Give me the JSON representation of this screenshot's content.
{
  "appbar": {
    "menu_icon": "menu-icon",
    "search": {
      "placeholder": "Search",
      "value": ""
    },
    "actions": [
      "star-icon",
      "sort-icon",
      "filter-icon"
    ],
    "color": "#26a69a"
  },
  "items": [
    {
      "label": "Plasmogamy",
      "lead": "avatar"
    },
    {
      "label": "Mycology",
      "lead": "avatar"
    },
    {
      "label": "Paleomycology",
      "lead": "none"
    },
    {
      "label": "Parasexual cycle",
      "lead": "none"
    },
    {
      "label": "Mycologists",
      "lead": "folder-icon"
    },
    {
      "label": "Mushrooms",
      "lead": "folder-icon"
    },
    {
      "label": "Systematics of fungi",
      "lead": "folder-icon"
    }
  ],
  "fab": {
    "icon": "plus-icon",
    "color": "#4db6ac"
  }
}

--------------------------------------------------

Every record shown above must be echoed exactly.

• [Exercise answer]:
Give me the JSON representation of this screenshot's content.
{
  "appbar": {
    "menu_icon": "menu-icon",
    "search": {
      "placeholder": "Search",
      "value": ""
    },
    "actions": [
      "star-icon",
      "sort-icon",
      "filter-icon"
    ],
    "color": "#26a69a"
  },
  "items": [
    {
      "label": "Plasmogamy",
      "lead": "avatar"
    },
    {
      "label": "Mycology",
      "lead": "avatar"
    },
    {
      "label": "Paleomycology",
      "lead": "none"
    },
    {
      "label": "Parasexual cycle",
      "lead": "none"
    },
    {
      "label": "Mycologists",
      "lead": "folder-icon"
    },
    {
      "label": "Mushrooms",
      "lead": "folder-icon"
    },
    {
      "label": "Systematics of fungi",
      "lead": "folder-icon"
    }
  ],
  "fab": {
    "icon": "plus-icon",
    "color": "#4db6ac"
  }
}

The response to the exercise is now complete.